▶

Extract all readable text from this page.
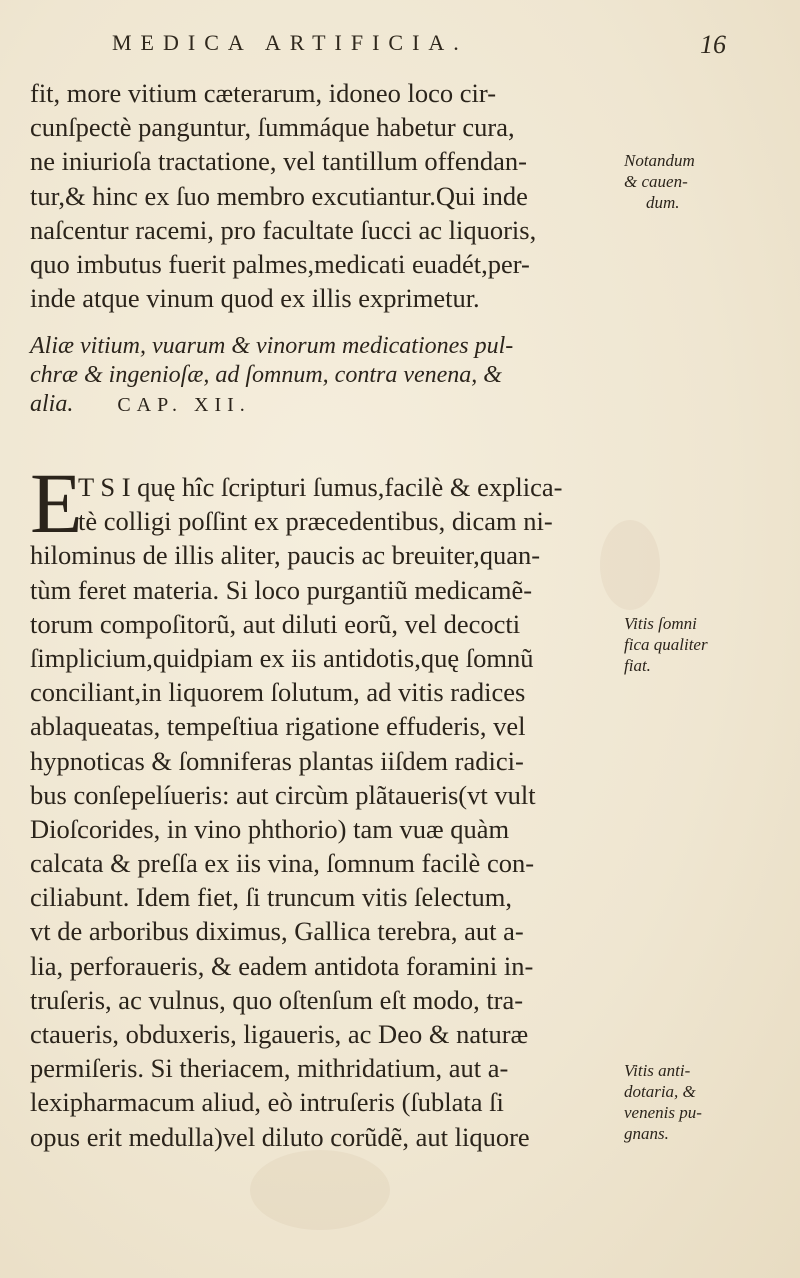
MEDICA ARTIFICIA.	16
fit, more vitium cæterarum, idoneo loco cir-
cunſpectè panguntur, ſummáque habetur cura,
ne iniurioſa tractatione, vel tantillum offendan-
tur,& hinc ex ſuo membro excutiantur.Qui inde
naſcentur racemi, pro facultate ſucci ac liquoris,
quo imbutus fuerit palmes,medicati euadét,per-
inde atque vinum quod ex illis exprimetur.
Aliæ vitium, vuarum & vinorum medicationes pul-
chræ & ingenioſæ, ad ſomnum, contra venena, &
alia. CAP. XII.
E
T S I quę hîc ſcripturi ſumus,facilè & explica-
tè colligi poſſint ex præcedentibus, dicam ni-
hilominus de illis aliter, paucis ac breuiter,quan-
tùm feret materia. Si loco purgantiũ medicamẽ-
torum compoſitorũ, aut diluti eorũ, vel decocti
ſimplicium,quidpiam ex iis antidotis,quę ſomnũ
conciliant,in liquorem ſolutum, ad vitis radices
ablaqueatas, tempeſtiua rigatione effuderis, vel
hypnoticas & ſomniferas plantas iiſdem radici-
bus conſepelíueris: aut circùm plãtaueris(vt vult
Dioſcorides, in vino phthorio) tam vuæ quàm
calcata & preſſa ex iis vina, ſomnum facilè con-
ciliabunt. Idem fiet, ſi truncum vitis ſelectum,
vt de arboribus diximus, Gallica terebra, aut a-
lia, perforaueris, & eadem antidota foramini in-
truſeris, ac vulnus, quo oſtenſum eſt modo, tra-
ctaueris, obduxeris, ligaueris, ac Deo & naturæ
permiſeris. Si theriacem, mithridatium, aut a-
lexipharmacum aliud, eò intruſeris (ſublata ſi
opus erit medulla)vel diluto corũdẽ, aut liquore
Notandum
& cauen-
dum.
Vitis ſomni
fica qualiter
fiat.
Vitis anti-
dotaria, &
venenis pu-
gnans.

◀

STATED TASK:
Reproduce each line of the material containing the word "vitium".

OUTPUT:
fit, more vitium cæterarum, idoneo loco cir-
Aliæ vitium, vuarum & vinorum medicationes pul-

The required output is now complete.